[SET PROBLEM]:
Leave the pictures out. Return all other data exactly.
>> START MATERIAL FOR THE TASK
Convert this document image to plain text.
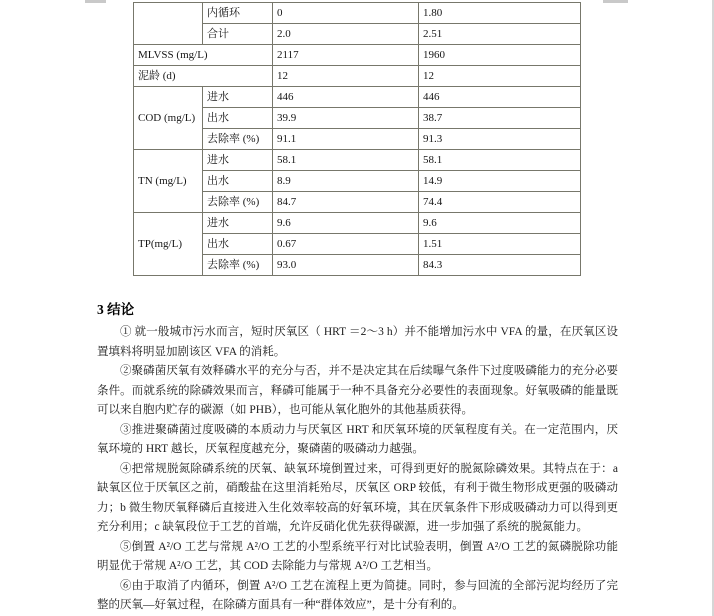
	内循环	0	1.80
	合计	2.0	2.51
MLVSS (mg/L)		2117	1960
泥龄 (d)		12	12
COD (mg/L)	进水	446	446
	出水	39.9	38.7
	去除率 (%)	91.1	91.3
TN (mg/L)	进水	58.1	58.1
	出水	8.9	14.9
	去除率 (%)	84.7	74.4
TP(mg/L)	进水	9.6	9.6
	出水	0.67	1.51
	去除率 (%)	93.0	84.3
3 结论

① 就一般城市污水而言，短时厌氧区（ HRT ＝2～3 h）并不能增加污水中 VFA 的量，在厌氧区设置填料将明显加剧该区 VFA 的消耗。

②聚磷菌厌氧有效释磷水平的充分与否，并不是决定其在后续曝气条件下过度吸磷能力的充分必要条件。而就系统的除磷效果而言，释磷可能属于一种不具备充分必要性的表面现象。好氧吸磷的能量既可以来自胞内贮存的碳源（如 PHB），也可能从氧化胞外的其他基质获得。

③推进聚磷菌过度吸磷的本质动力与厌氧区 HRT 和厌氧环境的厌氧程度有关。在一定范围内，厌氧环境的 HRT 越长，厌氧程度越充分，聚磷菌的吸磷动力越强。

④把常规脱氮除磷系统的厌氧、缺氧环境倒置过来，可得到更好的脱氮除磷效果。其特点在于：a 缺氧区位于厌氧区之前，硝酸盐在这里消耗殆尽，厌氧区 ORP 较低，有利于微生物形成更强的吸磷动力；b 微生物厌氧释磷后直接进入生化效率较高的好氧环境，其在厌氧条件下形成吸磷动力可以得到更充分利用；c 缺氧段位于工艺的首端，允许反硝化优先获得碳源，进一步加强了系统的脱氮能力。

⑤倒置 A²/O 工艺与常规 A²/O 工艺的小型系统平行对比试验表明，倒置 A²/O 工艺的氮磷脱除功能明显优于常规 A²/O 工艺，其 COD 去除能力与常规 A²/O 工艺相当。

⑥由于取消了内循环，倒置 A²/O 工艺在流程上更为简捷。同时，参与回流的全部污泥均经历了完整的厌氧—好氧过程，在除磷方面具有一种“群体效应”，是十分有利的。
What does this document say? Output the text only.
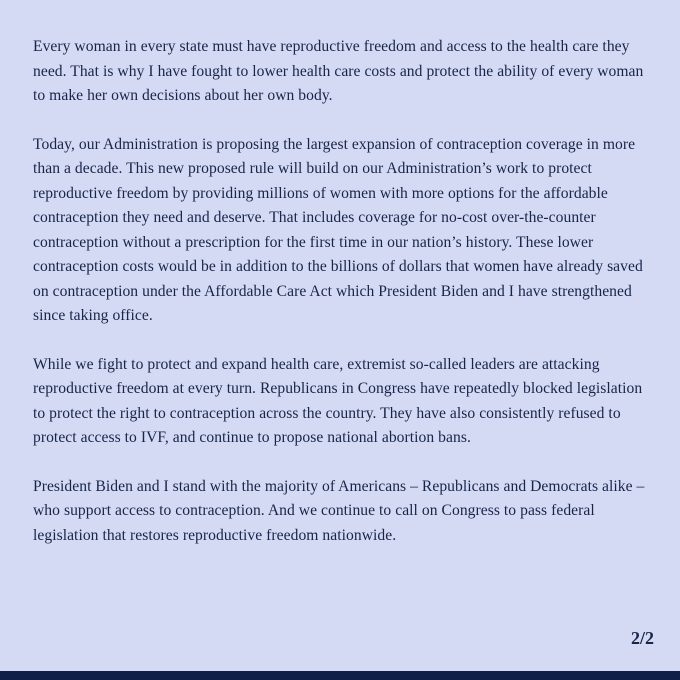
Every woman in every state must have reproductive freedom and access to the health care they need. That is why I have fought to lower health care costs and protect the ability of every woman to make her own decisions about her own body.

Today, our Administration is proposing the largest expansion of contraception coverage in more than a decade. This new proposed rule will build on our Administration’s work to protect reproductive freedom by providing millions of women with more options for the affordable contraception they need and deserve. That includes coverage for no-cost over-the-counter contraception without a prescription for the first time in our nation’s history. These lower contraception costs would be in addition to the billions of dollars that women have already saved on contraception under the Affordable Care Act which President Biden and I have strengthened since taking office.

While we fight to protect and expand health care, extremist so-called leaders are attacking reproductive freedom at every turn. Republicans in Congress have repeatedly blocked legislation to protect the right to contraception across the country. They have also consistently refused to protect access to IVF, and continue to propose national abortion bans.

President Biden and I stand with the majority of Americans – Republicans and Democrats alike – who support access to contraception. And we continue to call on Congress to pass federal legislation that restores reproductive freedom nationwide.

2/2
>> END MATERIAL FOR THE TASK
[WRITTEN SOLUTION]:
Convert this document image to plain text.
	内循环	0	1.80
	合计	2.0	2.51
MLVSS (mg/L)		2117	1960
泥龄 (d)		12	12
COD (mg/L)	进水	446	446
	出水	39.9	38.7
	去除率 (%)	91.1	91.3
TN (mg/L)	进水	58.1	58.1
	出水	8.9	14.9
	去除率 (%)	84.7	74.4
TP(mg/L)	进水	9.6	9.6
	出水	0.67	1.51
	去除率 (%)	93.0	84.3
3 结论

① 就一般城市污水而言，短时厌氧区（ HRT ＝2～3 h）并不能增加污水中 VFA 的量，在厌氧区设置填料将明显加剧该区 VFA 的消耗。

②聚磷菌厌氧有效释磷水平的充分与否，并不是决定其在后续曝气条件下过度吸磷能力的充分必要条件。而就系统的除磷效果而言，释磷可能属于一种不具备充分必要性的表面现象。好氧吸磷的能量既可以来自胞内贮存的碳源（如 PHB），也可能从氧化胞外的其他基质获得。

③推进聚磷菌过度吸磷的本质动力与厌氧区 HRT 和厌氧环境的厌氧程度有关。在一定范围内，厌氧环境的 HRT 越长，厌氧程度越充分，聚磷菌的吸磷动力越强。

④把常规脱氮除磷系统的厌氧、缺氧环境倒置过来，可得到更好的脱氮除磷效果。其特点在于：a 缺氧区位于厌氧区之前，硝酸盐在这里消耗殆尽，厌氧区 ORP 较低，有利于微生物形成更强的吸磷动力；b 微生物厌氧释磷后直接进入生化效率较高的好氧环境，其在厌氧条件下形成吸磷动力可以得到更充分利用；c 缺氧段位于工艺的首端，允许反硝化优先获得碳源，进一步加强了系统的脱氮能力。

⑤倒置 A²/O 工艺与常规 A²/O 工艺的小型系统平行对比试验表明，倒置 A²/O 工艺的氮磷脱除功能明显优于常规 A²/O 工艺，其 COD 去除能力与常规 A²/O 工艺相当。

⑥由于取消了内循环，倒置 A²/O 工艺在流程上更为简捷。同时，参与回流的全部污泥均经历了完整的厌氧—好氧过程，在除磷方面具有一种“群体效应”，是十分有利的。
What does this document say? Output the text only.
Every woman in every state must have reproductive freedom and access to the health care they need. That is why I have fought to lower health care costs and protect the ability of every woman to make her own decisions about her own body.

Today, our Administration is proposing the largest expansion of contraception coverage in more than a decade. This new proposed rule will build on our Administration’s work to protect reproductive freedom by providing millions of women with more options for the affordable contraception they need and deserve. That includes coverage for no-cost over-the-counter contraception without a prescription for the first time in our nation’s history. These lower contraception costs would be in addition to the billions of dollars that women have already saved on contraception under the Affordable Care Act which President Biden and I have strengthened since taking office.

While we fight to protect and expand health care, extremist so-called leaders are attacking reproductive freedom at every turn. Republicans in Congress have repeatedly blocked legislation to protect the right to contraception across the country. They have also consistently refused to protect access to IVF, and continue to propose national abortion bans.

President Biden and I stand with the majority of Americans – Republicans and Democrats alike – who support access to contraception. And we continue to call on Congress to pass federal legislation that restores reproductive freedom nationwide.

2/2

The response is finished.